>> Start DATA FOR THIS TASK

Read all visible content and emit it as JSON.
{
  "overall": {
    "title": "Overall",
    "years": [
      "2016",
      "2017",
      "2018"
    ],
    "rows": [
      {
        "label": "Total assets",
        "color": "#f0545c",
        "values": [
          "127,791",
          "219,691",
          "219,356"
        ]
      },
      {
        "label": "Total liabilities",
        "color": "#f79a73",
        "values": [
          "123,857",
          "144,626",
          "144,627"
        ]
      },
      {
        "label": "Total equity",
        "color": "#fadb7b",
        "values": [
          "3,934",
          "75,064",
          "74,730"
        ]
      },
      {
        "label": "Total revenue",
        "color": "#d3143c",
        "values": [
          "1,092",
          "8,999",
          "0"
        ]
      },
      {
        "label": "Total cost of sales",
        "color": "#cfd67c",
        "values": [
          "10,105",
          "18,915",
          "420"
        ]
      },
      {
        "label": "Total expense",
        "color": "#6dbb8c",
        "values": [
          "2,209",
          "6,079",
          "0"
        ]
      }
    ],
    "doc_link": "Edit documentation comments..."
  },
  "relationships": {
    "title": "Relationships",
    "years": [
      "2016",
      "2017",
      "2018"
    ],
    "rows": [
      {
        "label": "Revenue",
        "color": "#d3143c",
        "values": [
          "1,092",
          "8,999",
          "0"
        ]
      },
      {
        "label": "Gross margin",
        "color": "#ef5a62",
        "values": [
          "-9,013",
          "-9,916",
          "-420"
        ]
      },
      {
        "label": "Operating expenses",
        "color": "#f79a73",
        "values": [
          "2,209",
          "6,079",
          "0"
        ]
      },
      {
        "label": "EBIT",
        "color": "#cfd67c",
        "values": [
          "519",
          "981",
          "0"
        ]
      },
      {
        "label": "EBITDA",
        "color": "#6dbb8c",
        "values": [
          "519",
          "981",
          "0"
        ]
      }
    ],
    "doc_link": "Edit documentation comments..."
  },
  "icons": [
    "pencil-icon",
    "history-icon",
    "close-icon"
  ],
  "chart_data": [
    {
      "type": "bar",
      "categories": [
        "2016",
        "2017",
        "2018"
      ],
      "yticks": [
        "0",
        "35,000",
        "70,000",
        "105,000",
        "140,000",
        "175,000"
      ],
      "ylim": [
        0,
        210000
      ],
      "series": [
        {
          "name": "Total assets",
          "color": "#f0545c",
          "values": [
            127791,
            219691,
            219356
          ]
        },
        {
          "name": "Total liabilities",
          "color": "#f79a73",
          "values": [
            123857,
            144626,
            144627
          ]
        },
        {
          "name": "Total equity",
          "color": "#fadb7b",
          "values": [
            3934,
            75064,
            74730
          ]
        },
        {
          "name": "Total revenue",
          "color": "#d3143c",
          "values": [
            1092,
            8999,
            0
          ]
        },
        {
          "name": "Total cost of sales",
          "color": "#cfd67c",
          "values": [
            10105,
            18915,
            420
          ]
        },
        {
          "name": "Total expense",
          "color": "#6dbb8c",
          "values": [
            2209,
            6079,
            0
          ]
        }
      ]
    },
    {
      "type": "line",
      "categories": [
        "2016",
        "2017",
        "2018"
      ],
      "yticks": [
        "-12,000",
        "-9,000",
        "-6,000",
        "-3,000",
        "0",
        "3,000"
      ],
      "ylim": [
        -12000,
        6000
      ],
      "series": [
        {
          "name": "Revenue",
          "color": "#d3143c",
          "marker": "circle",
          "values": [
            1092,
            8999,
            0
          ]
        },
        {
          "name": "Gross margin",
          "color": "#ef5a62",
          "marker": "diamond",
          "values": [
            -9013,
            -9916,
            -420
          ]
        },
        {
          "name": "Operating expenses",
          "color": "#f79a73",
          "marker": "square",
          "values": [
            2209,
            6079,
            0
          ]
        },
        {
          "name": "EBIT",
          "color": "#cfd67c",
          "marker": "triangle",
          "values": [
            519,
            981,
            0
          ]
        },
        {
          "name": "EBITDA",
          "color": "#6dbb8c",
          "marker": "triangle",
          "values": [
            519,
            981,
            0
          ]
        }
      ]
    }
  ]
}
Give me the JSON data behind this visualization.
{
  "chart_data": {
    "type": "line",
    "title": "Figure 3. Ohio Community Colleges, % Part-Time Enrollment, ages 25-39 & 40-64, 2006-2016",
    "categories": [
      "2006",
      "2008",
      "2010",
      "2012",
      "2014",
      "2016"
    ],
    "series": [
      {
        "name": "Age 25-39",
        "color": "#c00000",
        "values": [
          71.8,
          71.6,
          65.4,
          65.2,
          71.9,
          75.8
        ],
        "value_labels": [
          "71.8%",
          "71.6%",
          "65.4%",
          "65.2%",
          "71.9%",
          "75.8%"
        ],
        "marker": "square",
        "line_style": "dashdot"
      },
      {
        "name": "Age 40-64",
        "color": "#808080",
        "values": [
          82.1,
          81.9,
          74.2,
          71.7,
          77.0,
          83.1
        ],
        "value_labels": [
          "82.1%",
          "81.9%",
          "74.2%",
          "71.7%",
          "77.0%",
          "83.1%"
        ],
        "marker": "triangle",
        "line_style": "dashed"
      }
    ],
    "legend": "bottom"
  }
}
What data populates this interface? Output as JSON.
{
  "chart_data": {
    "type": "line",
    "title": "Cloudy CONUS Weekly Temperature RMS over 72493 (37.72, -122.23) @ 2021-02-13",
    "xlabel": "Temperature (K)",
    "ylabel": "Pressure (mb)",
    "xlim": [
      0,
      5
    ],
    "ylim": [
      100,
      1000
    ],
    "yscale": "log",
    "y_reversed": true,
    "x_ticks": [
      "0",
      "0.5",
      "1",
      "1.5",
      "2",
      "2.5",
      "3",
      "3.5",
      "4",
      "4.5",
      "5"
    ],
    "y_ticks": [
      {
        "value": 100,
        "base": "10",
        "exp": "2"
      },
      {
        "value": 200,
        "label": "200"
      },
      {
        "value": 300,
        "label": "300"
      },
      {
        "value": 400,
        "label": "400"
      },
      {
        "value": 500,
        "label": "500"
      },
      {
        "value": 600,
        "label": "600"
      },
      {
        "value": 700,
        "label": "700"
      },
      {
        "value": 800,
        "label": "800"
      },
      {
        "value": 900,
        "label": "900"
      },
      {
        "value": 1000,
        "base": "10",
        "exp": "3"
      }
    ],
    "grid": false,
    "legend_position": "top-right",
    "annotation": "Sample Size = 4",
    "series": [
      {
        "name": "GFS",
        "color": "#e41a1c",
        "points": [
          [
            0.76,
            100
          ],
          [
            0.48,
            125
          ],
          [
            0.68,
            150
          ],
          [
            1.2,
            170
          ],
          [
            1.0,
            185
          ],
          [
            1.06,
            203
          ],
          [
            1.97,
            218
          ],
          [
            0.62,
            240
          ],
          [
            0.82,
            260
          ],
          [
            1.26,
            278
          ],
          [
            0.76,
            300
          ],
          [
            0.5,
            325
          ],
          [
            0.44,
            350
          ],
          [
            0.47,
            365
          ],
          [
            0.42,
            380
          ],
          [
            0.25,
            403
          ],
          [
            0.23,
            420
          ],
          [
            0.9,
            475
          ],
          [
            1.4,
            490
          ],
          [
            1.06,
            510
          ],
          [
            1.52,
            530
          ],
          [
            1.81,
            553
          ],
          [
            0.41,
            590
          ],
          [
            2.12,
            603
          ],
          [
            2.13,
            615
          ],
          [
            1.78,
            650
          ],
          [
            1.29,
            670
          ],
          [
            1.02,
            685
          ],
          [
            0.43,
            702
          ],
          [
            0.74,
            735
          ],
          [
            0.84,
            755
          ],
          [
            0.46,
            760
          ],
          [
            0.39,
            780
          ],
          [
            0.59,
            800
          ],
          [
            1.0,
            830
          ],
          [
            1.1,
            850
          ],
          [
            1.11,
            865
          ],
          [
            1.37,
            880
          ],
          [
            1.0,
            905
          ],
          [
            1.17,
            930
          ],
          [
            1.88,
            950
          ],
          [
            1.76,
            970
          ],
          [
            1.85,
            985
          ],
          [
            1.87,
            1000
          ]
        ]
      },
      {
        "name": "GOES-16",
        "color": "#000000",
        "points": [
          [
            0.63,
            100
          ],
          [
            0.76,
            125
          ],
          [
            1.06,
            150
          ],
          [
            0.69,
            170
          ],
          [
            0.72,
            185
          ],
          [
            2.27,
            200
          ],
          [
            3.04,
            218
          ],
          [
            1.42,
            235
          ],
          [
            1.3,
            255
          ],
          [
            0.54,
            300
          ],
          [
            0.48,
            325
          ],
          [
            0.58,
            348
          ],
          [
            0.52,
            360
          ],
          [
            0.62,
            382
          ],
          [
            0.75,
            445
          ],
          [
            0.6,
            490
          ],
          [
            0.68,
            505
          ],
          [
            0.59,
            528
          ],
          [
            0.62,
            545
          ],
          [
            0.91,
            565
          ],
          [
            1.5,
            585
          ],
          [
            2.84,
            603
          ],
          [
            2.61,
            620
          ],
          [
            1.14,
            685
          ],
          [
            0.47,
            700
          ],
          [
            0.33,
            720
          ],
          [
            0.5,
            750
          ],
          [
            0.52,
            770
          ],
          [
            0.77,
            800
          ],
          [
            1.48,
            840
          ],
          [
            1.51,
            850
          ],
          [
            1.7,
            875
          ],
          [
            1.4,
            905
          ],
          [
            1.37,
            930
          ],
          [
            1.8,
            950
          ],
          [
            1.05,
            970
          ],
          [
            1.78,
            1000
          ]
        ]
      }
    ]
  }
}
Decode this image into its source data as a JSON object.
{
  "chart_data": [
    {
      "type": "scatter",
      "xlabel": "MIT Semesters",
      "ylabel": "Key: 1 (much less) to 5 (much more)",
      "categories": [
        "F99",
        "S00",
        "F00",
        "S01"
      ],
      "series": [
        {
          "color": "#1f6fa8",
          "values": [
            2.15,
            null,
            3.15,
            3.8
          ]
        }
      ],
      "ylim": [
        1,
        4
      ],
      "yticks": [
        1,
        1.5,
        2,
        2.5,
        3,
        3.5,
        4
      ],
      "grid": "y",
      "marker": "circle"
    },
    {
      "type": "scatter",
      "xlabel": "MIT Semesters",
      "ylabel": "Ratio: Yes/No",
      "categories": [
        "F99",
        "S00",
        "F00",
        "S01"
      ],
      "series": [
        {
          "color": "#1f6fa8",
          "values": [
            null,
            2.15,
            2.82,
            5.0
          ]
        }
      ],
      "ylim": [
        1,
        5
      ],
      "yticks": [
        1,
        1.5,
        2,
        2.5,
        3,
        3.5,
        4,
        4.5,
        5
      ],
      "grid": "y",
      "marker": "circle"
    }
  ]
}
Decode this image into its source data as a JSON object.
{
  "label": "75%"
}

>> End DATA FOR THIS TASK

DIRECTIONS FOR THIS TASK = Among the entries above, how many lines include the word "sales"? Give the number with no comment.

ANSWER FOR THIS EXERCISE = 2